- DOCUMENT SECTION
Start of Block

The Indian growth syndrome
Skyrocketing growth rates. Opportunities everywhere you look. A highly fragmented market, an uneven regulatory landscape and lagging infrastructure – in India, the rate of change is a curse as well as a blessing. DHL juggles the opportunities and the hurdles, helping customers and the company cope with dynamic growth.
Whatever kind of business they are in, one 'problem' firms face in India is massive growth. International pharmaceutical firm Pfizer produces and sells goods in India. But it uses many different distributers in each state, which are hard to keep track of.
A local Indian company, ITC, grew rapidly from a tobacco company based in Kolkata to a multimillion conglomerate, selling goods from cardboard and packaging to IT and hotels. ITC uses many local firms to meet its distribution needs, which can get costly.
Then there's Galaxy, another Indian firm which imports and exports chemicals and raw materials for firms like Unilever and Procter & Gamble. It expanded quickly in the past thirty years and its supply chain became complicated.
These firms are DHL customers, and the Group finds ways to help with their complex logistics needs. But it is not easy to bridge the gaps between rapid growth and the aging infrastructure. Ships and planes wait a long time at ports and airports. Average truck speeds are low. The regional tax structure is complicated and has led to complex supply chains. A recent KPMG study said logistics bottlenecks slow GDP growth in India by 1 to 2%.

End of Block

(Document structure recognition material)
Start of Block

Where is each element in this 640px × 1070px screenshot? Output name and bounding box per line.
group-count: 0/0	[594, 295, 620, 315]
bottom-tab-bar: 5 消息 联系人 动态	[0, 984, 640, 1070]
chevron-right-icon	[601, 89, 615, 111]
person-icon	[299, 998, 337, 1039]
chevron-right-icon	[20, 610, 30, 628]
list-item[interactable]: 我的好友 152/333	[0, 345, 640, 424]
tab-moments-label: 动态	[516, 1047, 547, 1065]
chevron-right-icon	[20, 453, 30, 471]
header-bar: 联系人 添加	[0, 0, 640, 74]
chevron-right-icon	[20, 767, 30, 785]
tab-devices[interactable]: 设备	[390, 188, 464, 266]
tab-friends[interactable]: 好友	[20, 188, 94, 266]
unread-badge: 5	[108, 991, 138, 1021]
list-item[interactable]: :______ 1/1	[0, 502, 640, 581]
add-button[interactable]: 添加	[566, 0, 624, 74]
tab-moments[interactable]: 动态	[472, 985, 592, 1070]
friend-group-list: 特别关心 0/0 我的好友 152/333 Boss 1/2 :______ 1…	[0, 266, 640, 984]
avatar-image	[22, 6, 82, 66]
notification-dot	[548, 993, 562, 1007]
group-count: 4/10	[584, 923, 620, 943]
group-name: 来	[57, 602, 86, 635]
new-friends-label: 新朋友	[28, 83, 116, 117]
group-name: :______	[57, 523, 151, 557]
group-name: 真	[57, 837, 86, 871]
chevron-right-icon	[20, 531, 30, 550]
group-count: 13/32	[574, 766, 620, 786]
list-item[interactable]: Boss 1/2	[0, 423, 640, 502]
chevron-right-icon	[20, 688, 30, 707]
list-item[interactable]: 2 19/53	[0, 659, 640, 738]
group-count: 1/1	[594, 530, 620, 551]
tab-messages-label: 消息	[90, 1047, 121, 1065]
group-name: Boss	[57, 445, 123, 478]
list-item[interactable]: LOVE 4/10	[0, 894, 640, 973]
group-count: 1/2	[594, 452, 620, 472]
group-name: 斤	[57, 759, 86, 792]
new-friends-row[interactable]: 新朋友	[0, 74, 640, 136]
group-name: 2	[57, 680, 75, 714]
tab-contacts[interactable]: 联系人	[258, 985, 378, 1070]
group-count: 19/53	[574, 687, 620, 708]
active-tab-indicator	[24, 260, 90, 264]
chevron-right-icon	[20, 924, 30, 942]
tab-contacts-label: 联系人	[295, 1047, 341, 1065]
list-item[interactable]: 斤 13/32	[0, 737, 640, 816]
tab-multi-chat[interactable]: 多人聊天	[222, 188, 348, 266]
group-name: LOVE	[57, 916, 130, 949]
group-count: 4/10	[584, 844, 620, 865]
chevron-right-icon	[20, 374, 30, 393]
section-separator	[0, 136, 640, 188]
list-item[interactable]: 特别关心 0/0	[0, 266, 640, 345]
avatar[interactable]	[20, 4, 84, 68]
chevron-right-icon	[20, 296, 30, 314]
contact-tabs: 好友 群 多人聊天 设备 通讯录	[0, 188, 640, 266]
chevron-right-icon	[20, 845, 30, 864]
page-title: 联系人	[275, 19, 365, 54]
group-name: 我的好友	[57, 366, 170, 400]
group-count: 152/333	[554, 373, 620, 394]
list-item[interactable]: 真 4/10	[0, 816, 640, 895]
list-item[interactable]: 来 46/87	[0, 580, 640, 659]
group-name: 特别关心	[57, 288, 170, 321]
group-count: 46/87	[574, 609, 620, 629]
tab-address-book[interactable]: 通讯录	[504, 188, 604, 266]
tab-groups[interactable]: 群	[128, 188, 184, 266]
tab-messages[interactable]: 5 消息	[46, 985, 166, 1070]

End of Block

- PROBLEM TO SOLVE
Retype the full text on logistics and growth in India word for word. Rely on the text about India's growth alone.

- PROBLEM SOLUTION
The Indian growth syndrome
Skyrocketing growth rates. Opportunities everywhere you look. A highly fragmented market, an uneven regulatory landscape and lagging infrastructure – in India, the rate of change is a curse as well as a blessing. DHL juggles the opportunities and the hurdles, helping customers and the company cope with dynamic growth.
Whatever kind of business they are in, one 'problem' firms face in India is massive growth. International pharmaceutical firm Pfizer produces and sells goods in India. But it uses many different distributers in each state, which are hard to keep track of.
A local Indian company, ITC, grew rapidly from a tobacco company based in Kolkata to a multimillion conglomerate, selling goods from cardboard and packaging to IT and hotels. ITC uses many local firms to meet its distribution needs, which can get costly.
Then there's Galaxy, another Indian firm which imports and exports chemicals and raw materials for firms like Unilever and Procter & Gamble. It expanded quickly in the past thirty years and its supply chain became complicated.
These firms are DHL customers, and the Group finds ways to help with their complex logistics needs. But it is not easy to bridge the gaps between rapid growth and the aging infrastructure. Ships and planes wait a long time at ports and airports. Average truck speeds are low. The regional tax structure is complicated and has led to complex supply chains. A recent KPMG study said logistics bottlenecks slow GDP growth in India by 1 to 2%.